What is asked →
For the entries that follow, tally the lines holding the string "this". Give the total and nothing else.

[Items from a dataset]
## START

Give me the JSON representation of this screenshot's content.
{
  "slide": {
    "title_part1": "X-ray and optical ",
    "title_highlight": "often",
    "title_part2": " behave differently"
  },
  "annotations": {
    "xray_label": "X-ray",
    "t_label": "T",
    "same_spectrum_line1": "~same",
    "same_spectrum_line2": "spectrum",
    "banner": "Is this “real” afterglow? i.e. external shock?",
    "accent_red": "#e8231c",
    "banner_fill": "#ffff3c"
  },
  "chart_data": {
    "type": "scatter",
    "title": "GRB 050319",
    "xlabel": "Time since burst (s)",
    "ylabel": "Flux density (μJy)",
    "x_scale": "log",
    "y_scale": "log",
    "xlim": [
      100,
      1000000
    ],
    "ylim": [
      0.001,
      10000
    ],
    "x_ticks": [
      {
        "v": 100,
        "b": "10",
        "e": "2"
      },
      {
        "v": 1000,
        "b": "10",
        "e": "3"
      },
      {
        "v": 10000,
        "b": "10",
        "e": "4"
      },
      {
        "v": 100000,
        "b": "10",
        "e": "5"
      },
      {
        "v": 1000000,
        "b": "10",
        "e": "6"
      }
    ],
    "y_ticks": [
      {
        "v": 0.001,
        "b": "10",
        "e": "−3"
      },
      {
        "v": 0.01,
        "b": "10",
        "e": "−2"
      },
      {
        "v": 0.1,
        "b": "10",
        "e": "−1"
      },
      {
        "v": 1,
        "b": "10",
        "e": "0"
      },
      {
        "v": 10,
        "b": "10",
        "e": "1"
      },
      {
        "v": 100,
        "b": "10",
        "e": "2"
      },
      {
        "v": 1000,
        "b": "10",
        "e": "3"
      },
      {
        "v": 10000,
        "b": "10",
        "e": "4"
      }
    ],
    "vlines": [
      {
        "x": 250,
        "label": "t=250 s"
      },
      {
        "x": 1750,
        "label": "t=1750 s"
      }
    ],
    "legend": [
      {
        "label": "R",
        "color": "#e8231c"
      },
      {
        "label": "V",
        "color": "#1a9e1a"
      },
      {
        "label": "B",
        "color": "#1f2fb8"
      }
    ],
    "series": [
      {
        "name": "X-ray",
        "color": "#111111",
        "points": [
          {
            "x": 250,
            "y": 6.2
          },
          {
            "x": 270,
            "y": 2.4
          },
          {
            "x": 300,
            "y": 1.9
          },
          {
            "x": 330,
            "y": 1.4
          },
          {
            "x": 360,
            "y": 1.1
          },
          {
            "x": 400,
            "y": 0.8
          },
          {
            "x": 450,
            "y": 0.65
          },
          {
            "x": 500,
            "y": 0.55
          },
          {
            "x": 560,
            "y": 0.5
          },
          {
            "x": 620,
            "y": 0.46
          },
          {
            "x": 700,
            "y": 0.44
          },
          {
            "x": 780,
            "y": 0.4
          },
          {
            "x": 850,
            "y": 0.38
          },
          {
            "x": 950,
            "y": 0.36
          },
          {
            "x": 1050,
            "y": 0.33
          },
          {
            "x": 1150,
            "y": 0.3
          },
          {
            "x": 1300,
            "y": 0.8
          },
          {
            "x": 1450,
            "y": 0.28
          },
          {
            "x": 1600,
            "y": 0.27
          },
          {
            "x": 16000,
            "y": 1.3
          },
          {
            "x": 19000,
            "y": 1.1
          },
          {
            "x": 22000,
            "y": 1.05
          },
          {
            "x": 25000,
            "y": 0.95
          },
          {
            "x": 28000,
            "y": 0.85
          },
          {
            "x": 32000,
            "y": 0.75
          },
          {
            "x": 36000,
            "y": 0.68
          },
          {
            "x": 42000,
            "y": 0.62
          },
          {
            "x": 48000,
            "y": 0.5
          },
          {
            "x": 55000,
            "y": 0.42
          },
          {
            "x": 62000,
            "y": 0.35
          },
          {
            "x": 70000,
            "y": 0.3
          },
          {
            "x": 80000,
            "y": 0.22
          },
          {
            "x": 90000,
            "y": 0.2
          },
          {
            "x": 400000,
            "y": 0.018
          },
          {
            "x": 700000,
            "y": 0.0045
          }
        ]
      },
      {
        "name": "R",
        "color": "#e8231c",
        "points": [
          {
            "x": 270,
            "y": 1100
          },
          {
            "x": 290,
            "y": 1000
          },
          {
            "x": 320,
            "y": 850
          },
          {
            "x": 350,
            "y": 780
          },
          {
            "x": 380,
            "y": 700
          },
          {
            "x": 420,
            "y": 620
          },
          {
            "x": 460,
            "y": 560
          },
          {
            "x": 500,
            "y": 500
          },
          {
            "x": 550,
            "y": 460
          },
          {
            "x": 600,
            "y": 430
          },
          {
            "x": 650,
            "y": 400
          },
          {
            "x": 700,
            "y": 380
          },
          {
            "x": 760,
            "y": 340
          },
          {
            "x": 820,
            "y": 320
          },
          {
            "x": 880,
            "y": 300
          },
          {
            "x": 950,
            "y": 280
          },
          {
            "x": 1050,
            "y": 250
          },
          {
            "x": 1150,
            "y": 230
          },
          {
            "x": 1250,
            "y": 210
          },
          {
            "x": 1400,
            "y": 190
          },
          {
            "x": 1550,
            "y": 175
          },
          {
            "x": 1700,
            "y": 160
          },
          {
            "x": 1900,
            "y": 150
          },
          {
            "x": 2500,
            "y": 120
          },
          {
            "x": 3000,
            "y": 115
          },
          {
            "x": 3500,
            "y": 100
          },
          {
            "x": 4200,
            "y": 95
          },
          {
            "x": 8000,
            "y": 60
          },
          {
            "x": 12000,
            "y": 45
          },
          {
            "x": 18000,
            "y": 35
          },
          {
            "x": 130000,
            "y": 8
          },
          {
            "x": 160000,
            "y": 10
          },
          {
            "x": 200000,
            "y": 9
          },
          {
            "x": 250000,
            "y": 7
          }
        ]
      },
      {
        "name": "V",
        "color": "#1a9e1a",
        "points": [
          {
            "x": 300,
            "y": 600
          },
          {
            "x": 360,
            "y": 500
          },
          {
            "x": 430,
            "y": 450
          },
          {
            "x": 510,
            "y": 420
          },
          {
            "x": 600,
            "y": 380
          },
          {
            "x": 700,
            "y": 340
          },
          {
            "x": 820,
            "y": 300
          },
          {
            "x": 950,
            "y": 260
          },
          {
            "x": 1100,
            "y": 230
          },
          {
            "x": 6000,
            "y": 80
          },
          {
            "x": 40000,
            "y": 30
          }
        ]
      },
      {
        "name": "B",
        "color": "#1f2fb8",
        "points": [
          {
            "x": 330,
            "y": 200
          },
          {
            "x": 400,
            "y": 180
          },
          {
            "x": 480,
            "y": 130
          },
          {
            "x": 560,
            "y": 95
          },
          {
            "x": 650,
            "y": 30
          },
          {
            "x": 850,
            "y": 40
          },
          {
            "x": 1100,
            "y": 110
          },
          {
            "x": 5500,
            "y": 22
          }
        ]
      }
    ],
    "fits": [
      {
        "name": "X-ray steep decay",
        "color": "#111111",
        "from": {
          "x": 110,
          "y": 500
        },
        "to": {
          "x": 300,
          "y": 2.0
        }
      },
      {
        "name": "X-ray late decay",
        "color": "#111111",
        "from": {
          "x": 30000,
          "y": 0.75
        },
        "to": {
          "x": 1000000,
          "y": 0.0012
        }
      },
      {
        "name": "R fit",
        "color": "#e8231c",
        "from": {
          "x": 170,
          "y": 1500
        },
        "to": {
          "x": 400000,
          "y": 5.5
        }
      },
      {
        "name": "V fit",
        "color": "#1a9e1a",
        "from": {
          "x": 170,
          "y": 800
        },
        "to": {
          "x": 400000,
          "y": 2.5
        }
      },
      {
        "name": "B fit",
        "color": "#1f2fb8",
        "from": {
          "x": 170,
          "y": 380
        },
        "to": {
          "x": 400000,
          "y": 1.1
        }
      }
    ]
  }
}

## END

Right answer →
2